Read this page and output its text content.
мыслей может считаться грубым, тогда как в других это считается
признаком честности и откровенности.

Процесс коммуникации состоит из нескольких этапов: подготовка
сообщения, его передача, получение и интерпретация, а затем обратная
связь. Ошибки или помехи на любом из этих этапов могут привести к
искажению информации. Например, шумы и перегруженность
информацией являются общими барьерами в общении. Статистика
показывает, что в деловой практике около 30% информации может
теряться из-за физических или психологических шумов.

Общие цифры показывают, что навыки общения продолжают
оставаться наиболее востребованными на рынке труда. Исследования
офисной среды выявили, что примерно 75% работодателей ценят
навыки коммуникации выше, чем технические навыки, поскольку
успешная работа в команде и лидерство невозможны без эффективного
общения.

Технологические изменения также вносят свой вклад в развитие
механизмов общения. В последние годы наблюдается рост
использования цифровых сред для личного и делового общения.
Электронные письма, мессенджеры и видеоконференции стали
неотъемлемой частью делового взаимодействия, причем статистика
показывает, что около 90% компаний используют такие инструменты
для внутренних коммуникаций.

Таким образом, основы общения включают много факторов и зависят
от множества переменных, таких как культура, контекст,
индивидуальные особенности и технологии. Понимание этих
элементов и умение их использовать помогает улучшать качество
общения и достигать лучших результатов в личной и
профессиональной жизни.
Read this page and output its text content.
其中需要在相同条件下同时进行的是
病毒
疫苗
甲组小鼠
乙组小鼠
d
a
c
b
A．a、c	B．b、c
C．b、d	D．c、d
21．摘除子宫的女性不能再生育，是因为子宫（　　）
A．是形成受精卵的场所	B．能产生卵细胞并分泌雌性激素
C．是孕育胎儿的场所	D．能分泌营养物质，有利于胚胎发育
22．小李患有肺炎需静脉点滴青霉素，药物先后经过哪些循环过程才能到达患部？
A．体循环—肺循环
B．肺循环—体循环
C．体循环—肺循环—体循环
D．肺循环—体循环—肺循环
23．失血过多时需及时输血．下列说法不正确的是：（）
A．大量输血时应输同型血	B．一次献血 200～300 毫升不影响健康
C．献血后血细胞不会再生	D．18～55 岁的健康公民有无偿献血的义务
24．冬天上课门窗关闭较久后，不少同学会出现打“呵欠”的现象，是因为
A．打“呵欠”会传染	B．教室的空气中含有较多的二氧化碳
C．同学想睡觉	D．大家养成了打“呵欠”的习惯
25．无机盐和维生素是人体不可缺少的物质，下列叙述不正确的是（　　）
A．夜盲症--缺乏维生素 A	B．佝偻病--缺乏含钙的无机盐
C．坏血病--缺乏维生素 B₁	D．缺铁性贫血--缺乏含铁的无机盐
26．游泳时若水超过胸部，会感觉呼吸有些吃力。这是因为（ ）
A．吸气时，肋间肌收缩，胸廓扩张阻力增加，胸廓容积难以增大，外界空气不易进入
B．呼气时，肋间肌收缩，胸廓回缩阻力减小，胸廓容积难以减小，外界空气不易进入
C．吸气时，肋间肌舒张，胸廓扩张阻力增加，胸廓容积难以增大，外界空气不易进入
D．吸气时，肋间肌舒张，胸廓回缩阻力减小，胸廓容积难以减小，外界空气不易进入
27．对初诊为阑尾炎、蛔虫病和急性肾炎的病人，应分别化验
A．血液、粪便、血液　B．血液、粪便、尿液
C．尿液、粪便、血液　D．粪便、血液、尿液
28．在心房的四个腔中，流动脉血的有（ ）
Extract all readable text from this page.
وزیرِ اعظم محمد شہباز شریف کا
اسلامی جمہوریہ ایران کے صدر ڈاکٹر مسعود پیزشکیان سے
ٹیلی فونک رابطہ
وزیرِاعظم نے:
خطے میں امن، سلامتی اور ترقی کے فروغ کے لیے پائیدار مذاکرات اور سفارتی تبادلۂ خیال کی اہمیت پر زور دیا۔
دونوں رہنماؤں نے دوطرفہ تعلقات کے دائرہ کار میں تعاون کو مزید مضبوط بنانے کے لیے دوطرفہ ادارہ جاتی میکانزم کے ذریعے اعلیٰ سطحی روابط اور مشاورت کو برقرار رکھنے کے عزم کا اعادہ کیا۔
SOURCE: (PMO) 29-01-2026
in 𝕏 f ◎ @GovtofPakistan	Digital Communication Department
- - - - -
▶ TASK REQUIREMENTS: Copy all data exactly, start to finish.

▶ FINAL ANSWER:
Read this page and output its text content.
мыслей может считаться грубым, тогда как в других это считается
признаком честности и откровенности.

Процесс коммуникации состоит из нескольких этапов: подготовка
сообщения, его передача, получение и интерпретация, а затем обратная
связь. Ошибки или помехи на любом из этих этапов могут привести к
искажению информации. Например, шумы и перегруженность
информацией являются общими барьерами в общении. Статистика
показывает, что в деловой практике около 30% информации может
теряться из-за физических или психологических шумов.

Общие цифры показывают, что навыки общения продолжают
оставаться наиболее востребованными на рынке труда. Исследования
офисной среды выявили, что примерно 75% работодателей ценят
навыки коммуникации выше, чем технические навыки, поскольку
успешная работа в команде и лидерство невозможны без эффективного
общения.

Технологические изменения также вносят свой вклад в развитие
механизмов общения. В последние годы наблюдается рост
использования цифровых сред для личного и делового общения.
Электронные письма, мессенджеры и видеоконференции стали
неотъемлемой частью делового взаимодействия, причем статистика
показывает, что около 90% компаний используют такие инструменты
для внутренних коммуникаций.

Таким образом, основы общения включают много факторов и зависят
от множества переменных, таких как культура, контекст,
индивидуальные особенности и технологии. Понимание этих
элементов и умение их использовать помогает улучшать качество
общения и достигать лучших результатов в личной и
профессиональной жизни.
Read this page and output its text content.
其中需要在相同条件下同时进行的是
病毒
疫苗
甲组小鼠
乙组小鼠
d
a
c
b
A．a、c	B．b、c
C．b、d	D．c、d
21．摘除子宫的女性不能再生育，是因为子宫（　　）
A．是形成受精卵的场所	B．能产生卵细胞并分泌雌性激素
C．是孕育胎儿的场所	D．能分泌营养物质，有利于胚胎发育
22．小李患有肺炎需静脉点滴青霉素，药物先后经过哪些循环过程才能到达患部？
A．体循环—肺循环
B．肺循环—体循环
C．体循环—肺循环—体循环
D．肺循环—体循环—肺循环
23．失血过多时需及时输血．下列说法不正确的是：（）
A．大量输血时应输同型血	B．一次献血 200～300 毫升不影响健康
C．献血后血细胞不会再生	D．18～55 岁的健康公民有无偿献血的义务
24．冬天上课门窗关闭较久后，不少同学会出现打“呵欠”的现象，是因为
A．打“呵欠”会传染	B．教室的空气中含有较多的二氧化碳
C．同学想睡觉	D．大家养成了打“呵欠”的习惯
25．无机盐和维生素是人体不可缺少的物质，下列叙述不正确的是（　　）
A．夜盲症--缺乏维生素 A	B．佝偻病--缺乏含钙的无机盐
C．坏血病--缺乏维生素 B₁	D．缺铁性贫血--缺乏含铁的无机盐
26．游泳时若水超过胸部，会感觉呼吸有些吃力。这是因为（ ）
A．吸气时，肋间肌收缩，胸廓扩张阻力增加，胸廓容积难以增大，外界空气不易进入
B．呼气时，肋间肌收缩，胸廓回缩阻力减小，胸廓容积难以减小，外界空气不易进入
C．吸气时，肋间肌舒张，胸廓扩张阻力增加，胸廓容积难以增大，外界空气不易进入
D．吸气时，肋间肌舒张，胸廓回缩阻力减小，胸廓容积难以减小，外界空气不易进入
27．对初诊为阑尾炎、蛔虫病和急性肾炎的病人，应分别化验
A．血液、粪便、血液　B．血液、粪便、尿液
C．尿液、粪便、血液　D．粪便、血液、尿液
28．在心房的四个腔中，流动脉血的有（ ）
Extract all readable text from this page.
وزیرِ اعظم محمد شہباز شریف کا
اسلامی جمہوریہ ایران کے صدر ڈاکٹر مسعود پیزشکیان سے
ٹیلی فونک رابطہ
وزیرِاعظم نے:
خطے میں امن، سلامتی اور ترقی کے فروغ کے لیے پائیدار مذاکرات اور سفارتی تبادلۂ خیال کی اہمیت پر زور دیا۔
دونوں رہنماؤں نے دوطرفہ تعلقات کے دائرہ کار میں تعاون کو مزید مضبوط بنانے کے لیے دوطرفہ ادارہ جاتی میکانزم کے ذریعے اعلیٰ سطحی روابط اور مشاورت کو برقرار رکھنے کے عزم کا اعادہ کیا۔
SOURCE: (PMO) 29-01-2026
in 𝕏 f ◎ @GovtofPakistan	Digital Communication Department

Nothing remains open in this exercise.